- [CHALLENGES]
- a) In the recap below, copy word for word the stretch from "So the Seekers" through "are alien Sues.".
- b) According to the recap, whom does the writer picture chasing the girl in the dark?

- [TEXT PASSAGE]
Fear locked her in a vise, goading the blunt, clumsy limbs forward but hampering them at the same time.
… okay, when you lock something in a vise it’s to prevent it from moving. At all. Yet locking it in a vise also goads it onward and hampers it… I… um… yep… you get it. FAIL.
Anyway, the girl thinks that she’s failed, and Goa’uld Sue gets pulled into EPIC FLASHBACK. Evidently the girl really sucked at avoiding pursuers, because she basically went stumbling around in the dark, blubbering and doing random stuff. Oh, and the Seekers were apparently chasing her. I presume this is more of Meyers’ Subtle Name Fail, but it just makes me imagine Craig Horner chasing after some chick in the dark, with his glowy magic sword.
I’m lost, we’re lost. It’s over.
Oooh, epic hint. Presumably there’s a plucky small-scale human resistance on this planet like there is on almost every other “alien invasion” series, which will manage to drive off the Goa’uld Sues despite having no resources, technology or numbers. But you’d think that with access to the girl’s memories, Goa’uld Sue would be able to destroy them pretty fast.
So the Seekers start trying to reassure her, and unsurprisingly the girl didn’t believe them. Imagine that! Not just avidly listening to what the alien invaders tell you, merely because they are alien Sues.

- [ROWS]

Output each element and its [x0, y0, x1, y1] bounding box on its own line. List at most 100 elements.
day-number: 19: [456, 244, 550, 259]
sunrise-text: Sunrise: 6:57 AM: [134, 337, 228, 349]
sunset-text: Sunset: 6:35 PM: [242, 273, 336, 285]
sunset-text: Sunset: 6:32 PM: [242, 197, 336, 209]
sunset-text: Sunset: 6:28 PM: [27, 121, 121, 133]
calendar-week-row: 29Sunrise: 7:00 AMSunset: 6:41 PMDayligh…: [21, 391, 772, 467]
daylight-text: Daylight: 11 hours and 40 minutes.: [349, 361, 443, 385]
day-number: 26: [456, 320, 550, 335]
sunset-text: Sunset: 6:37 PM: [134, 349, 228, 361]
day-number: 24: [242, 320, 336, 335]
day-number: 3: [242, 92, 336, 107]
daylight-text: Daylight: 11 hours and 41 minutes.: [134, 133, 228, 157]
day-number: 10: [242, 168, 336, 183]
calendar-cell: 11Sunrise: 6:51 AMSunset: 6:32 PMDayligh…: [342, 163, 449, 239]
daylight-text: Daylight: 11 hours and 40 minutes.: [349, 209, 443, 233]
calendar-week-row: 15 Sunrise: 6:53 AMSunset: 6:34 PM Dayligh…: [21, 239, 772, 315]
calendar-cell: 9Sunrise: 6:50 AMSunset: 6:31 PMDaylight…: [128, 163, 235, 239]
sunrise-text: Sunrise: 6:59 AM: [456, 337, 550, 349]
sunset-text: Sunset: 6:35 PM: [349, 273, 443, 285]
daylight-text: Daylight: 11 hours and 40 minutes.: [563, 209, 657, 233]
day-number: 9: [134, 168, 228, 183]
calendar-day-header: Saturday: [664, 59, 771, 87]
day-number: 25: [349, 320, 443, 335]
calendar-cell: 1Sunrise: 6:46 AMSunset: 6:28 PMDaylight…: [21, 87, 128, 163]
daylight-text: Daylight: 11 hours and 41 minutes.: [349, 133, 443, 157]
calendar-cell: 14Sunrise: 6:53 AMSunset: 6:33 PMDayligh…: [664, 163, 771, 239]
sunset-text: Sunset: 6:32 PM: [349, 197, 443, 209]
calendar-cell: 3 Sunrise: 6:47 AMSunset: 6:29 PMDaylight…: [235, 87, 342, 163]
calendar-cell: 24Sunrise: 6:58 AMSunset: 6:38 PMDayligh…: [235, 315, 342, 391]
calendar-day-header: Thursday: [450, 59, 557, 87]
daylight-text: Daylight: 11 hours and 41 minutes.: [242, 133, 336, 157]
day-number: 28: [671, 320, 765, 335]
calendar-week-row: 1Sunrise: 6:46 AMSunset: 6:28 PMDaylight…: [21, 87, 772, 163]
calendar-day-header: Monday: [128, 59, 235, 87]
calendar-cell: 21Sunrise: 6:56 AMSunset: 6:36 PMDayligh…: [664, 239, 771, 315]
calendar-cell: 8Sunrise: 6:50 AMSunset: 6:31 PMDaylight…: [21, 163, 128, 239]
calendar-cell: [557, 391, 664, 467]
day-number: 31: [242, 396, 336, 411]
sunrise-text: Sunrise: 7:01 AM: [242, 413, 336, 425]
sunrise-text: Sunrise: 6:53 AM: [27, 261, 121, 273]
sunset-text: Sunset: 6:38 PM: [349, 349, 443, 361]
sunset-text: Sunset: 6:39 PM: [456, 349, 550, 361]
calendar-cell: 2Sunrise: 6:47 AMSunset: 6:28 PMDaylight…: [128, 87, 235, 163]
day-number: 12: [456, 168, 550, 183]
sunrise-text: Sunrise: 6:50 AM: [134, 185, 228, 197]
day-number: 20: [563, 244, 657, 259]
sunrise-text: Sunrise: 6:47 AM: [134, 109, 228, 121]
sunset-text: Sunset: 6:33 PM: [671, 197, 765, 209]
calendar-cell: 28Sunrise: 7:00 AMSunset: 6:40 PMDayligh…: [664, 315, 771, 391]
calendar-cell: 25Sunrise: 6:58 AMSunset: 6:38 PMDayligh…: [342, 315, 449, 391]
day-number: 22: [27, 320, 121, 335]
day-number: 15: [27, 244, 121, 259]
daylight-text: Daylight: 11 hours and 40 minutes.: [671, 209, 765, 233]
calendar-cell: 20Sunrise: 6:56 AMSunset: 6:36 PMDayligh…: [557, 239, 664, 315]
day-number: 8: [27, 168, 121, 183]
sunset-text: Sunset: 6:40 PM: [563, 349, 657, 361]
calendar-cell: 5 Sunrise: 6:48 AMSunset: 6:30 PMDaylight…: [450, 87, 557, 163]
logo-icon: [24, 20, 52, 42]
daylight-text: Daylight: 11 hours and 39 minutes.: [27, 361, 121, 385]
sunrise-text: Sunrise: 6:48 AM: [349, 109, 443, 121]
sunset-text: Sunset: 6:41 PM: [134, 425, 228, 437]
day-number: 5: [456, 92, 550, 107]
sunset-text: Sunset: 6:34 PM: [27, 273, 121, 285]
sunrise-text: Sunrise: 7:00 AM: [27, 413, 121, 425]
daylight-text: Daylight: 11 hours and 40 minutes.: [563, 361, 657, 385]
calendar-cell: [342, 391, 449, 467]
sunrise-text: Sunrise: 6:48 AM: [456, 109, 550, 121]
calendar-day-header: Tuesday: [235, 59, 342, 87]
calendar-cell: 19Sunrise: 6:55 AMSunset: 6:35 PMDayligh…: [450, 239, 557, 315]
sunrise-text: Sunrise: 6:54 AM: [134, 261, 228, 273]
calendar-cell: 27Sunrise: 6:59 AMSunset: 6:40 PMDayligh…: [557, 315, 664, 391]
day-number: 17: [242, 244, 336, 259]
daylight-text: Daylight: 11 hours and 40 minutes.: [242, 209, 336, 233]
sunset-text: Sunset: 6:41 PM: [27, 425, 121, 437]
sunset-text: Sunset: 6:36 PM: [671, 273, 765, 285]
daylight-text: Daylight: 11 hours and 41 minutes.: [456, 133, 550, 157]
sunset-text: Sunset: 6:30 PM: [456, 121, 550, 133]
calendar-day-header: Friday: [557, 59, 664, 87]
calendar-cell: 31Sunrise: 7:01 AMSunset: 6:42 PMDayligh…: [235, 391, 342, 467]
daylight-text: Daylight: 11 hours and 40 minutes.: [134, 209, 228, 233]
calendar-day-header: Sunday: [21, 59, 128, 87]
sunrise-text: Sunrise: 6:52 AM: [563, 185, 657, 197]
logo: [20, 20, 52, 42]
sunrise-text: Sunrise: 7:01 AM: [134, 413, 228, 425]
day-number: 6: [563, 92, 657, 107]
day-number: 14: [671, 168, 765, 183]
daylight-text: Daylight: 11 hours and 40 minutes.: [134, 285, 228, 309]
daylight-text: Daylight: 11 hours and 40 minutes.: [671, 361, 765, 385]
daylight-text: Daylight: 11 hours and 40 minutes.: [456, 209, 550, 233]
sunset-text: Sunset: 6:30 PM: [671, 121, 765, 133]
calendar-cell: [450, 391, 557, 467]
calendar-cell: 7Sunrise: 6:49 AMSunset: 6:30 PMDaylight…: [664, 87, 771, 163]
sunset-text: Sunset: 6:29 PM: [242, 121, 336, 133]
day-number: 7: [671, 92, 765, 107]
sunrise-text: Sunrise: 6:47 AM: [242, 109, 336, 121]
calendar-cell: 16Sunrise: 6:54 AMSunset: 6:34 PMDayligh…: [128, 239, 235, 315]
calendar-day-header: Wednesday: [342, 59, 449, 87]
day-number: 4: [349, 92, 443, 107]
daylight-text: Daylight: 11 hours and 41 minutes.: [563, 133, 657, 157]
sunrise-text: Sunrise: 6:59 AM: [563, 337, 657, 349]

- [SOLVED TASKS]
- a)
So the Seekers start trying to reassure her, and unsurprisingly the girl didn’t believe them. Imagine that! Not just avidly listening to what the alien invaders tell you, merely because they are alien Sues.

- b) Craig Horner, with his glowy magic sword.